§ Information supplied
════════
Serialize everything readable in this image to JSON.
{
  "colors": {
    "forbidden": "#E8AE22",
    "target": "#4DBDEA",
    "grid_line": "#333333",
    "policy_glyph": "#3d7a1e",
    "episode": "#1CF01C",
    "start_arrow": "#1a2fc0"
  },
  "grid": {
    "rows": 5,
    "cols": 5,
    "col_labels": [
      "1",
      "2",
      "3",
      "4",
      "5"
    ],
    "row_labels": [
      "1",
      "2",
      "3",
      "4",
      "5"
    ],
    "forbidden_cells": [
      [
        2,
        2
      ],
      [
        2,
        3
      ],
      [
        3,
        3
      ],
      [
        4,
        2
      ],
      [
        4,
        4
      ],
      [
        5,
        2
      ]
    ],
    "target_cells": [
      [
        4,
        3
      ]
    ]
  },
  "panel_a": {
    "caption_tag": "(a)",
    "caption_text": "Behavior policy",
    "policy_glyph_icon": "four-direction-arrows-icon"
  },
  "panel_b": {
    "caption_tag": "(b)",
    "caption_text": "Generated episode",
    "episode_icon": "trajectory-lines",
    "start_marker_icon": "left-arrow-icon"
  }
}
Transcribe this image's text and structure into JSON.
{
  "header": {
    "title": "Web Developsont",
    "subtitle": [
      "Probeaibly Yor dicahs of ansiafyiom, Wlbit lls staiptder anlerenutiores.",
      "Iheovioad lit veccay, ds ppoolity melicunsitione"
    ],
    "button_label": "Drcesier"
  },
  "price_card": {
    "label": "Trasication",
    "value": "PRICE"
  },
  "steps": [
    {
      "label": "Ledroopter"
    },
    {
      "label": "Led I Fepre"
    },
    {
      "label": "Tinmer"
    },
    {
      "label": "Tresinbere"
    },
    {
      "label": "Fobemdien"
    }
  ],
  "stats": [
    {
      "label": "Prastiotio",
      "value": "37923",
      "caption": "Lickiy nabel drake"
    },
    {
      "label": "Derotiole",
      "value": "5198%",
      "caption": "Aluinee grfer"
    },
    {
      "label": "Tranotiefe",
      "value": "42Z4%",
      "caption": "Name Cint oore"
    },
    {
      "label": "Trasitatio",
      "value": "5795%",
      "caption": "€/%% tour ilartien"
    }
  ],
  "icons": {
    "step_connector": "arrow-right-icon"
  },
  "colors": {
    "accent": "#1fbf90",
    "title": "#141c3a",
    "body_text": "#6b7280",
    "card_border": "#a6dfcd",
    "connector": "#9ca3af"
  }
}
════════
§ What you should do
Print again the material above, limited to the lines from the one holding "Transcribe this image's" through the last, inclusive.

§ Task result
Transcribe this image's text and structure into JSON.
{
  "header": {
    "title": "Web Developsont",
    "subtitle": [
      "Probeaibly Yor dicahs of ansiafyiom, Wlbit lls staiptder anlerenutiores.",
      "Iheovioad lit veccay, ds ppoolity melicunsitione"
    ],
    "button_label": "Drcesier"
  },
  "price_card": {
    "label": "Trasication",
    "value": "PRICE"
  },
  "steps": [
    {
      "label": "Ledroopter"
    },
    {
      "label": "Led I Fepre"
    },
    {
      "label": "Tinmer"
    },
    {
      "label": "Tresinbere"
    },
    {
      "label": "Fobemdien"
    }
  ],
  "stats": [
    {
      "label": "Prastiotio",
      "value": "37923",
      "caption": "Lickiy nabel drake"
    },
    {
      "label": "Derotiole",
      "value": "5198%",
      "caption": "Aluinee grfer"
    },
    {
      "label": "Tranotiefe",
      "value": "42Z4%",
      "caption": "Name Cint oore"
    },
    {
      "label": "Trasitatio",
      "value": "5795%",
      "caption": "€/%% tour ilartien"
    }
  ],
  "icons": {
    "step_connector": "arrow-right-icon"
  },
  "colors": {
    "accent": "#1fbf90",
    "title": "#141c3a",
    "body_text": "#6b7280",
    "card_border": "#a6dfcd",
    "connector": "#9ca3af"
  }
}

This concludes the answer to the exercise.